_Required work_. Quote each line of the material verbatim, without the pictures.

Excerpts from a figure dataset
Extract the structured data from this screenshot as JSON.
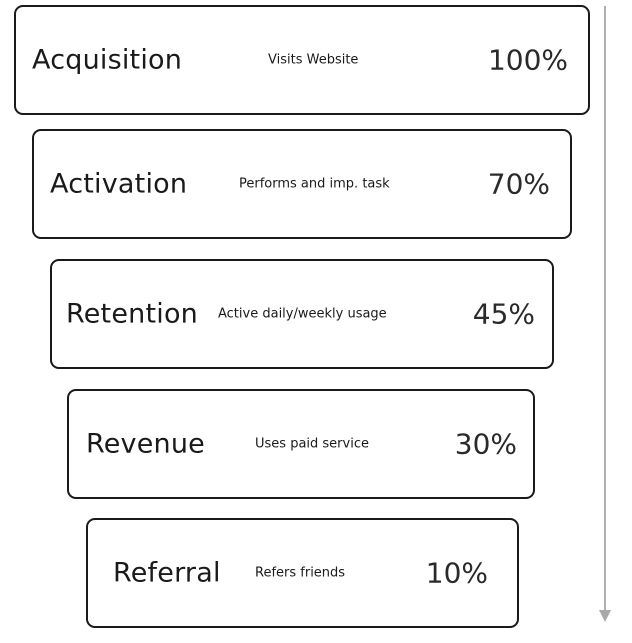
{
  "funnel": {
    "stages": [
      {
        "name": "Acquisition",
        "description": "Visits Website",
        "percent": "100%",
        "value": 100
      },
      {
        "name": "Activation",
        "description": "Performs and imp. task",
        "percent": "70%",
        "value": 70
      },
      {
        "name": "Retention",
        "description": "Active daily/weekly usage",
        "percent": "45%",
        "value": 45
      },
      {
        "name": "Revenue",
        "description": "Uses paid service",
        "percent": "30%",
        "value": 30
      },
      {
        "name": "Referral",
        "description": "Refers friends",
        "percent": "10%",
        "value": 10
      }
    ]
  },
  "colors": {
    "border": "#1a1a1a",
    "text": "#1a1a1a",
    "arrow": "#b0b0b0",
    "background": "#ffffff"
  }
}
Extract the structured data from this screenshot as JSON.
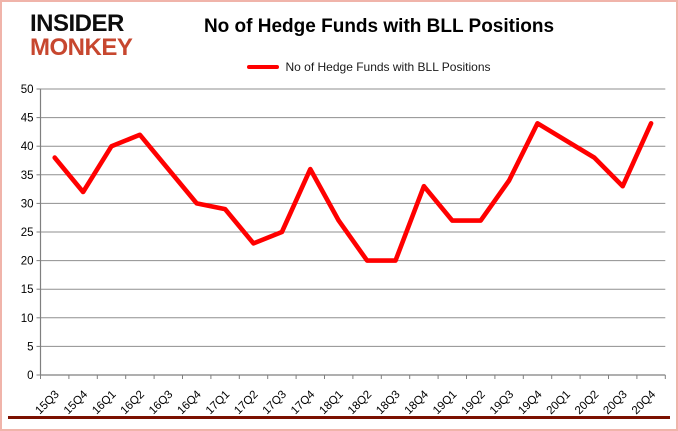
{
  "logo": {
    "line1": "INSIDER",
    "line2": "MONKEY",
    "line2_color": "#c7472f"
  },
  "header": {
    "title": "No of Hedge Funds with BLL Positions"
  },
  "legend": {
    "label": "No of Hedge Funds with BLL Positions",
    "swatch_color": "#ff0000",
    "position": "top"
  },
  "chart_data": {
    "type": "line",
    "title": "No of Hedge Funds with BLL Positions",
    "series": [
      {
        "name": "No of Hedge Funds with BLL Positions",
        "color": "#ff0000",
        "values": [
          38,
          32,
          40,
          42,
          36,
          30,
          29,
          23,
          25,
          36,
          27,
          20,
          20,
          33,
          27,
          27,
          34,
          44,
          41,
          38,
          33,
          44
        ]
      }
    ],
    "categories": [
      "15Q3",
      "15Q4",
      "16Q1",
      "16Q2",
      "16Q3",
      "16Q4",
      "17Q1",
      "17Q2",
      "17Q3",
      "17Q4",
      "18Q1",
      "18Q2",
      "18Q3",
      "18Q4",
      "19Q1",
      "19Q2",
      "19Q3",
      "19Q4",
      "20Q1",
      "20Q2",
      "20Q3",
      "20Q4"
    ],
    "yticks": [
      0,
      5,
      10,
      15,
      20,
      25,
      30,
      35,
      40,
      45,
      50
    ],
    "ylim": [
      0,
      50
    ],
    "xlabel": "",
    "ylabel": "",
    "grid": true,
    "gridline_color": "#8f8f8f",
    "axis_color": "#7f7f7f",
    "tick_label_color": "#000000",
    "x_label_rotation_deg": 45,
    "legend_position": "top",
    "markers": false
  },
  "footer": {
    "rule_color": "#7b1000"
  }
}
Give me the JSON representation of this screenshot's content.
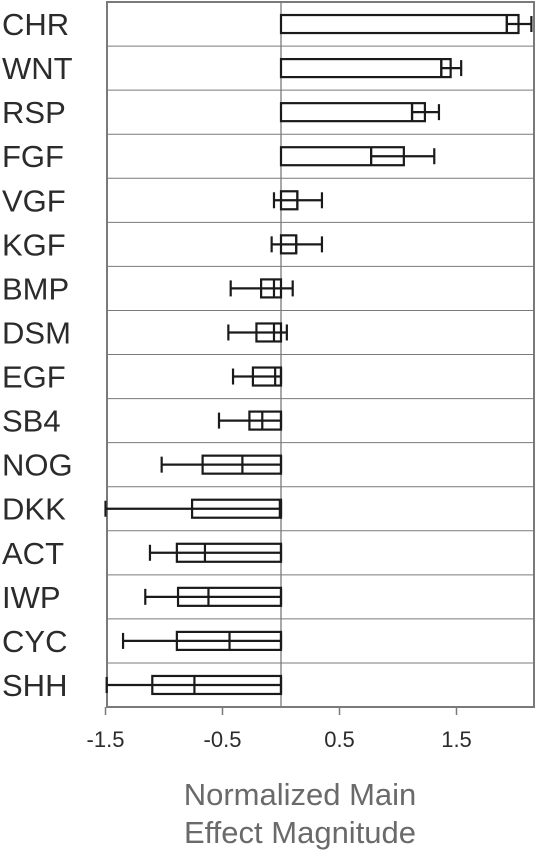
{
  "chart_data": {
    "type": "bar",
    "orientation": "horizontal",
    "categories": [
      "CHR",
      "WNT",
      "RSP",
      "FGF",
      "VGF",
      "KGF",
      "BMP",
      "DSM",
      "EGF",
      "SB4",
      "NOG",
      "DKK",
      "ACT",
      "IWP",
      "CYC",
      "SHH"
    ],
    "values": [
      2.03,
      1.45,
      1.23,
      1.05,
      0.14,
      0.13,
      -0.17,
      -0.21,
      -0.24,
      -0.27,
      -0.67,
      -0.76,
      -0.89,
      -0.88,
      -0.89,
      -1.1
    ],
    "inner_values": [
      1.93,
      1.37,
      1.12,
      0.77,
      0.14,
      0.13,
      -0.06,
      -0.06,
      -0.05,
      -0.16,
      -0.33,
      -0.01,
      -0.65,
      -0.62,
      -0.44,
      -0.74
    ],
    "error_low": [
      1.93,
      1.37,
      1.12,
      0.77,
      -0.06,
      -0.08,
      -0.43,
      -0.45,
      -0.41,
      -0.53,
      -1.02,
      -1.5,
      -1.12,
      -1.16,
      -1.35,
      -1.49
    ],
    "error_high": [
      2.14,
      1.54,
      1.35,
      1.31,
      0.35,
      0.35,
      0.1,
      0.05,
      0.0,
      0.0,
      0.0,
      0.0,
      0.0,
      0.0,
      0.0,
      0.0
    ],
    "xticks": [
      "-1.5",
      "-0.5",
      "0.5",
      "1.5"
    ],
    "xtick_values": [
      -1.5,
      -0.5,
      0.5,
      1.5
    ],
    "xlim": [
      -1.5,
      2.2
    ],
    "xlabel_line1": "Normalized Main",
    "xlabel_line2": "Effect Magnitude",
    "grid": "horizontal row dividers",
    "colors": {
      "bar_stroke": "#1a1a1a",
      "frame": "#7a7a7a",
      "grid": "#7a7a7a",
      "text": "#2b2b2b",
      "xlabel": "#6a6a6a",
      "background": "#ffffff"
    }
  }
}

_Output for this exercise_.
Extract the structured data from this screenshot as JSON.
{
  "funnel": {
    "stages": [
      {
        "name": "Acquisition",
        "description": "Visits Website",
        "percent": "100%",
        "value": 100
      },
      {
        "name": "Activation",
        "description": "Performs and imp. task",
        "percent": "70%",
        "value": 70
      },
      {
        "name": "Retention",
        "description": "Active daily/weekly usage",
        "percent": "45%",
        "value": 45
      },
      {
        "name": "Revenue",
        "description": "Uses paid service",
        "percent": "30%",
        "value": 30
      },
      {
        "name": "Referral",
        "description": "Refers friends",
        "percent": "10%",
        "value": 10
      }
    ]
  },
  "colors": {
    "border": "#1a1a1a",
    "text": "#1a1a1a",
    "arrow": "#b0b0b0",
    "background": "#ffffff"
  }
}
Extract the structured data from this screenshot as JSON.
{
  "logo": {
    "line1": "INSIDER",
    "line2": "MONKEY",
    "line2_color": "#c7472f"
  },
  "header": {
    "title": "No of Hedge Funds with BLL Positions"
  },
  "legend": {
    "label": "No of Hedge Funds with BLL Positions",
    "swatch_color": "#ff0000",
    "position": "top"
  },
  "chart_data": {
    "type": "line",
    "title": "No of Hedge Funds with BLL Positions",
    "series": [
      {
        "name": "No of Hedge Funds with BLL Positions",
        "color": "#ff0000",
        "values": [
          38,
          32,
          40,
          42,
          36,
          30,
          29,
          23,
          25,
          36,
          27,
          20,
          20,
          33,
          27,
          27,
          34,
          44,
          41,
          38,
          33,
          44
        ]
      }
    ],
    "categories": [
      "15Q3",
      "15Q4",
      "16Q1",
      "16Q2",
      "16Q3",
      "16Q4",
      "17Q1",
      "17Q2",
      "17Q3",
      "17Q4",
      "18Q1",
      "18Q2",
      "18Q3",
      "18Q4",
      "19Q1",
      "19Q2",
      "19Q3",
      "19Q4",
      "20Q1",
      "20Q2",
      "20Q3",
      "20Q4"
    ],
    "yticks": [
      0,
      5,
      10,
      15,
      20,
      25,
      30,
      35,
      40,
      45,
      50
    ],
    "ylim": [
      0,
      50
    ],
    "xlabel": "",
    "ylabel": "",
    "grid": true,
    "gridline_color": "#8f8f8f",
    "axis_color": "#7f7f7f",
    "tick_label_color": "#000000",
    "x_label_rotation_deg": 45,
    "legend_position": "top",
    "markers": false
  },
  "footer": {
    "rule_color": "#7b1000"
  }
}
Give me the JSON representation of this screenshot's content.
{
  "chart_data": {
    "type": "bar",
    "orientation": "horizontal",
    "categories": [
      "CHR",
      "WNT",
      "RSP",
      "FGF",
      "VGF",
      "KGF",
      "BMP",
      "DSM",
      "EGF",
      "SB4",
      "NOG",
      "DKK",
      "ACT",
      "IWP",
      "CYC",
      "SHH"
    ],
    "values": [
      2.03,
      1.45,
      1.23,
      1.05,
      0.14,
      0.13,
      -0.17,
      -0.21,
      -0.24,
      -0.27,
      -0.67,
      -0.76,
      -0.89,
      -0.88,
      -0.89,
      -1.1
    ],
    "inner_values": [
      1.93,
      1.37,
      1.12,
      0.77,
      0.14,
      0.13,
      -0.06,
      -0.06,
      -0.05,
      -0.16,
      -0.33,
      -0.01,
      -0.65,
      -0.62,
      -0.44,
      -0.74
    ],
    "error_low": [
      1.93,
      1.37,
      1.12,
      0.77,
      -0.06,
      -0.08,
      -0.43,
      -0.45,
      -0.41,
      -0.53,
      -1.02,
      -1.5,
      -1.12,
      -1.16,
      -1.35,
      -1.49
    ],
    "error_high": [
      2.14,
      1.54,
      1.35,
      1.31,
      0.35,
      0.35,
      0.1,
      0.05,
      0.0,
      0.0,
      0.0,
      0.0,
      0.0,
      0.0,
      0.0,
      0.0
    ],
    "xticks": [
      "-1.5",
      "-0.5",
      "0.5",
      "1.5"
    ],
    "xtick_values": [
      -1.5,
      -0.5,
      0.5,
      1.5
    ],
    "xlim": [
      -1.5,
      2.2
    ],
    "xlabel_line1": "Normalized Main",
    "xlabel_line2": "Effect Magnitude",
    "grid": "horizontal row dividers",
    "colors": {
      "bar_stroke": "#1a1a1a",
      "frame": "#7a7a7a",
      "grid": "#7a7a7a",
      "text": "#2b2b2b",
      "xlabel": "#6a6a6a",
      "background": "#ffffff"
    }
  }
}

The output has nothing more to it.